>> BEGIN Provided records

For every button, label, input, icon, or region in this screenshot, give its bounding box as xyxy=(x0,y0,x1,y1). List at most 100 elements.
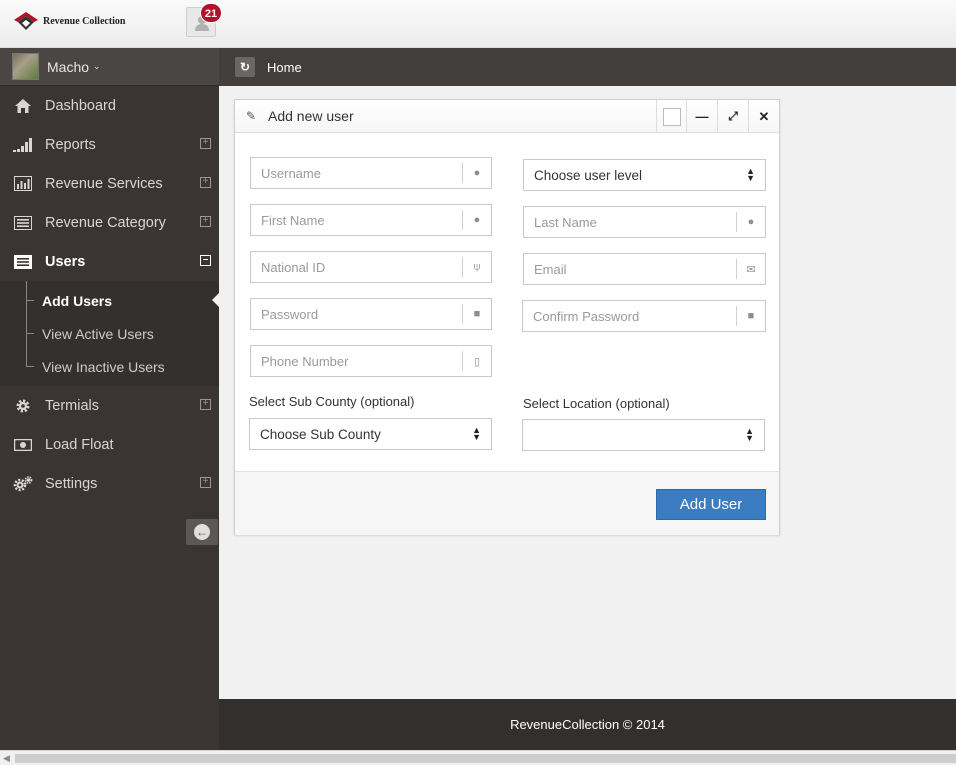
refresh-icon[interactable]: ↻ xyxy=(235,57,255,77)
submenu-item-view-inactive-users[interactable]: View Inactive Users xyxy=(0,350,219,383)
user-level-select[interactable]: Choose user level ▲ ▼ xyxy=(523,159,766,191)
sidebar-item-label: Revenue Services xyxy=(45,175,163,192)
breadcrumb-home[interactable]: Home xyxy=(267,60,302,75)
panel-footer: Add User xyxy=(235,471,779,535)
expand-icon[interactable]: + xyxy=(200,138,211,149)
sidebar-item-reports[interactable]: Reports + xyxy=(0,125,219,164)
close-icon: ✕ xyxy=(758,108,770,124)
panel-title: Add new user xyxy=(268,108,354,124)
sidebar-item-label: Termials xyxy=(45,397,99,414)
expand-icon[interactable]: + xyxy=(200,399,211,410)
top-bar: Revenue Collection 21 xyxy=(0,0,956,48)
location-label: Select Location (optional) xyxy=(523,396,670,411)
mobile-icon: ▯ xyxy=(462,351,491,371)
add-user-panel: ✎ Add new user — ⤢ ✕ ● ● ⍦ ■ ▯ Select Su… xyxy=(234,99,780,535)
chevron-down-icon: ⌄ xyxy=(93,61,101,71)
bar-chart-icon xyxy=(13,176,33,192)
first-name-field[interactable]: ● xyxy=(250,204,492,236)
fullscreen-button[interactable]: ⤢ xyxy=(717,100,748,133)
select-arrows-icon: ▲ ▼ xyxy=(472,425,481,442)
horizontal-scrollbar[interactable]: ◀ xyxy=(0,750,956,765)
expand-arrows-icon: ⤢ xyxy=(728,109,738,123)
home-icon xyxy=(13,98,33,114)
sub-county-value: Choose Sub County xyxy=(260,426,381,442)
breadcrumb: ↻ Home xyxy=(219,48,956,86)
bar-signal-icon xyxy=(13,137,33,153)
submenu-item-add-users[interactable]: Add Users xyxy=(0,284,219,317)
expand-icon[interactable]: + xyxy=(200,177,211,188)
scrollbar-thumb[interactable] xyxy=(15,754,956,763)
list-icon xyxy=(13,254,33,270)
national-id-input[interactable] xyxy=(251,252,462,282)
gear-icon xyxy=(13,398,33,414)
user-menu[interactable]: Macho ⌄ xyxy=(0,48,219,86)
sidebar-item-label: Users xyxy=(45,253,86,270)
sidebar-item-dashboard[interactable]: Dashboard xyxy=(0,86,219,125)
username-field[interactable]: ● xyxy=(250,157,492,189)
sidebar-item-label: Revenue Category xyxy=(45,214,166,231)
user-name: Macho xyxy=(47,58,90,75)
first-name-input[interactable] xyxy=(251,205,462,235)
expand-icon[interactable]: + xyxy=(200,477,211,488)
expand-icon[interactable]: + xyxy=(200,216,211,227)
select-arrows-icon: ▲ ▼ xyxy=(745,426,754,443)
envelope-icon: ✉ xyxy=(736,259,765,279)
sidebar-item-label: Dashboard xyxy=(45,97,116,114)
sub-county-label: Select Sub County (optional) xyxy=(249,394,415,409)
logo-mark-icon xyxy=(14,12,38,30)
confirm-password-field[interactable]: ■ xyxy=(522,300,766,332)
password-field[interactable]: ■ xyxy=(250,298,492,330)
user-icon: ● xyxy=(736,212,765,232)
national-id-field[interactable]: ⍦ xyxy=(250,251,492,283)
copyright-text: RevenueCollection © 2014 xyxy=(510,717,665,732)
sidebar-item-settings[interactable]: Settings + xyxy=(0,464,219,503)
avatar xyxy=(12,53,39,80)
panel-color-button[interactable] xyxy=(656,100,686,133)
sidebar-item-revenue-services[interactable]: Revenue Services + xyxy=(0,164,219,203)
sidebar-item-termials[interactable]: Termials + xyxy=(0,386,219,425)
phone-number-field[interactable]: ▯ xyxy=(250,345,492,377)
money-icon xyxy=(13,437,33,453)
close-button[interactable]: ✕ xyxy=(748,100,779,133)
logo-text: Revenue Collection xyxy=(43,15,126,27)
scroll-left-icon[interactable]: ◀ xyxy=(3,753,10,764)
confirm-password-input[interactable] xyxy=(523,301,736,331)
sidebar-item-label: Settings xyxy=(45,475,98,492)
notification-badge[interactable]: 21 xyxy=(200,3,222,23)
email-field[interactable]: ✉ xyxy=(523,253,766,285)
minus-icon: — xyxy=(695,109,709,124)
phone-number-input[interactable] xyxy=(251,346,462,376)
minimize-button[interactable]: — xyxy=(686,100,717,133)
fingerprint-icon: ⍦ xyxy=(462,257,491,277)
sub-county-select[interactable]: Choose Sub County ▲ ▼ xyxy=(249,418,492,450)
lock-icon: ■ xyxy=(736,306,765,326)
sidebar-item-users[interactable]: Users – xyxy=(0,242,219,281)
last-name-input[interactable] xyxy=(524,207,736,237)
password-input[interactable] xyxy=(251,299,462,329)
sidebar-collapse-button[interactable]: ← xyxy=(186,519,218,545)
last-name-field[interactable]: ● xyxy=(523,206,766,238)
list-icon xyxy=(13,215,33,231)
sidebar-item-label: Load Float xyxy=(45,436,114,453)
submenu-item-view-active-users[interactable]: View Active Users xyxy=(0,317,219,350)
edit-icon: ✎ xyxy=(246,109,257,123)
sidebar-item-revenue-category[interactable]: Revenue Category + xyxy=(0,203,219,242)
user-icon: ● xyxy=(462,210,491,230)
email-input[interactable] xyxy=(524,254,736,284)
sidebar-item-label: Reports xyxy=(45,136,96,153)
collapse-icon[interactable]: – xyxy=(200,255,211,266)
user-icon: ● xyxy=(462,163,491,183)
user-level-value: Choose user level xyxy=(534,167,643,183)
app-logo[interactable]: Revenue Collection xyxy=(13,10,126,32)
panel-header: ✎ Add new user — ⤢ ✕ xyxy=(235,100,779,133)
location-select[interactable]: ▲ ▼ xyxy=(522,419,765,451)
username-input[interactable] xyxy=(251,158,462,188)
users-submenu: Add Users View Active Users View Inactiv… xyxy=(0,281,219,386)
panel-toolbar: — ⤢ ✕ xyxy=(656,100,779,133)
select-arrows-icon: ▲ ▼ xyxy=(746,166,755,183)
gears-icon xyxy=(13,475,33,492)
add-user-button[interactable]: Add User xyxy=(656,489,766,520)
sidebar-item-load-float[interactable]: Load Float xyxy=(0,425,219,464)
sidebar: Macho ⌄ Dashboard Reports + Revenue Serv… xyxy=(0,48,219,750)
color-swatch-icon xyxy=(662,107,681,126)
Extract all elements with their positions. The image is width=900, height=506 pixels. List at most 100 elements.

>> END Provided records

__Set exercise__.
How many lines of the items contain the string "County"? Case counts, and give only the number.

__Complete answer__.
3